■ **AIM**: Type out the records that follow, exactly as given.

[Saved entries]
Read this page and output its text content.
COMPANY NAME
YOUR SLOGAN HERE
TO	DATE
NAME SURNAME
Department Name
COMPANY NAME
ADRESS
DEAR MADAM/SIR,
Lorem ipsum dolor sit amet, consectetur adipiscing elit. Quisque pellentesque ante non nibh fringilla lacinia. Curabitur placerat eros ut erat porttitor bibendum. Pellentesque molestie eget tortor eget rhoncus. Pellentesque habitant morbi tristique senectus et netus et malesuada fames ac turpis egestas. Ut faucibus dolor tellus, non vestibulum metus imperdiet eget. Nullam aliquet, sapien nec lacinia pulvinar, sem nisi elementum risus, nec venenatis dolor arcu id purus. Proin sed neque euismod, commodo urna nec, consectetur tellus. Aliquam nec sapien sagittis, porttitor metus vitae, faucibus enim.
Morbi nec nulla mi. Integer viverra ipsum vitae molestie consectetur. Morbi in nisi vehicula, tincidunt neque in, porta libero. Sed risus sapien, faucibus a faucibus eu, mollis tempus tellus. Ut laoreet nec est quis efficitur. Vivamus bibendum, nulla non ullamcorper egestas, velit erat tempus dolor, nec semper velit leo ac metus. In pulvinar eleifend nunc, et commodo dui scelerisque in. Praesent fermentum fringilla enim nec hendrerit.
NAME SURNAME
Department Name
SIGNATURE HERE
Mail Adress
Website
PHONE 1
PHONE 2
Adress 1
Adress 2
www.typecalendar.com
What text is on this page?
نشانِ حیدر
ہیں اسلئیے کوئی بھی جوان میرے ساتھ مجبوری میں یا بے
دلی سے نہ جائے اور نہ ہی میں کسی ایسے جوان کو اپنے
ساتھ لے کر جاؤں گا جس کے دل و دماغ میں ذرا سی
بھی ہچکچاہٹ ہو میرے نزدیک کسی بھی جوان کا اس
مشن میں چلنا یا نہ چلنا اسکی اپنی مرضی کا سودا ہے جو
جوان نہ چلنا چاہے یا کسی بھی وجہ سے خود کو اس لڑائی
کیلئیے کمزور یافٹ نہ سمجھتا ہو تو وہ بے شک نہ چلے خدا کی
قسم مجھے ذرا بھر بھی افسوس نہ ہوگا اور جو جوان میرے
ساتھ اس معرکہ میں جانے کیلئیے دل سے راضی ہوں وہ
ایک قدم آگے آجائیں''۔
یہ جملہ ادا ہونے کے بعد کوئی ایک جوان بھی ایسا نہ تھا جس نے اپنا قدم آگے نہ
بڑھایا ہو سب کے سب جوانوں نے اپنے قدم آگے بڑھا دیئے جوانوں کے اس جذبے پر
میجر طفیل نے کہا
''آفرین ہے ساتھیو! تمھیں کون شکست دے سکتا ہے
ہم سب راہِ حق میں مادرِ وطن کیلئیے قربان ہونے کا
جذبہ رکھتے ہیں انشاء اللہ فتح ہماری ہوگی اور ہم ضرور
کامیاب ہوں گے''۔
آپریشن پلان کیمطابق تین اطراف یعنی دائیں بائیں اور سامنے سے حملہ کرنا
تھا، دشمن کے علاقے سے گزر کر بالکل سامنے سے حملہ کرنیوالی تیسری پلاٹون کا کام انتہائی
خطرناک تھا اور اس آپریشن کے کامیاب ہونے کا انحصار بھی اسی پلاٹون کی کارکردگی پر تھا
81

■ **EXERCISE RESPONSE**:
Read this page and output its text content.
COMPANY NAME
YOUR SLOGAN HERE
TO	DATE
NAME SURNAME
Department Name
COMPANY NAME
ADRESS
DEAR MADAM/SIR,
Lorem ipsum dolor sit amet, consectetur adipiscing elit. Quisque pellentesque ante non nibh fringilla lacinia. Curabitur placerat eros ut erat porttitor bibendum. Pellentesque molestie eget tortor eget rhoncus. Pellentesque habitant morbi tristique senectus et netus et malesuada fames ac turpis egestas. Ut faucibus dolor tellus, non vestibulum metus imperdiet eget. Nullam aliquet, sapien nec lacinia pulvinar, sem nisi elementum risus, nec venenatis dolor arcu id purus. Proin sed neque euismod, commodo urna nec, consectetur tellus. Aliquam nec sapien sagittis, porttitor metus vitae, faucibus enim.
Morbi nec nulla mi. Integer viverra ipsum vitae molestie consectetur. Morbi in nisi vehicula, tincidunt neque in, porta libero. Sed risus sapien, faucibus a faucibus eu, mollis tempus tellus. Ut laoreet nec est quis efficitur. Vivamus bibendum, nulla non ullamcorper egestas, velit erat tempus dolor, nec semper velit leo ac metus. In pulvinar eleifend nunc, et commodo dui scelerisque in. Praesent fermentum fringilla enim nec hendrerit.
NAME SURNAME
Department Name
SIGNATURE HERE
Mail Adress
Website
PHONE 1
PHONE 2
Adress 1
Adress 2
www.typecalendar.com
What text is on this page?
نشانِ حیدر
ہیں اسلئیے کوئی بھی جوان میرے ساتھ مجبوری میں یا بے
دلی سے نہ جائے اور نہ ہی میں کسی ایسے جوان کو اپنے
ساتھ لے کر جاؤں گا جس کے دل و دماغ میں ذرا سی
بھی ہچکچاہٹ ہو میرے نزدیک کسی بھی جوان کا اس
مشن میں چلنا یا نہ چلنا اسکی اپنی مرضی کا سودا ہے جو
جوان نہ چلنا چاہے یا کسی بھی وجہ سے خود کو اس لڑائی
کیلئیے کمزور یافٹ نہ سمجھتا ہو تو وہ بے شک نہ چلے خدا کی
قسم مجھے ذرا بھر بھی افسوس نہ ہوگا اور جو جوان میرے
ساتھ اس معرکہ میں جانے کیلئیے دل سے راضی ہوں وہ
ایک قدم آگے آجائیں''۔
یہ جملہ ادا ہونے کے بعد کوئی ایک جوان بھی ایسا نہ تھا جس نے اپنا قدم آگے نہ
بڑھایا ہو سب کے سب جوانوں نے اپنے قدم آگے بڑھا دیئے جوانوں کے اس جذبے پر
میجر طفیل نے کہا
''آفرین ہے ساتھیو! تمھیں کون شکست دے سکتا ہے
ہم سب راہِ حق میں مادرِ وطن کیلئیے قربان ہونے کا
جذبہ رکھتے ہیں انشاء اللہ فتح ہماری ہوگی اور ہم ضرور
کامیاب ہوں گے''۔
آپریشن پلان کیمطابق تین اطراف یعنی دائیں بائیں اور سامنے سے حملہ کرنا
تھا، دشمن کے علاقے سے گزر کر بالکل سامنے سے حملہ کرنیوالی تیسری پلاٹون کا کام انتہائی
خطرناک تھا اور اس آپریشن کے کامیاب ہونے کا انحصار بھی اسی پلاٹون کی کارکردگی پر تھا
81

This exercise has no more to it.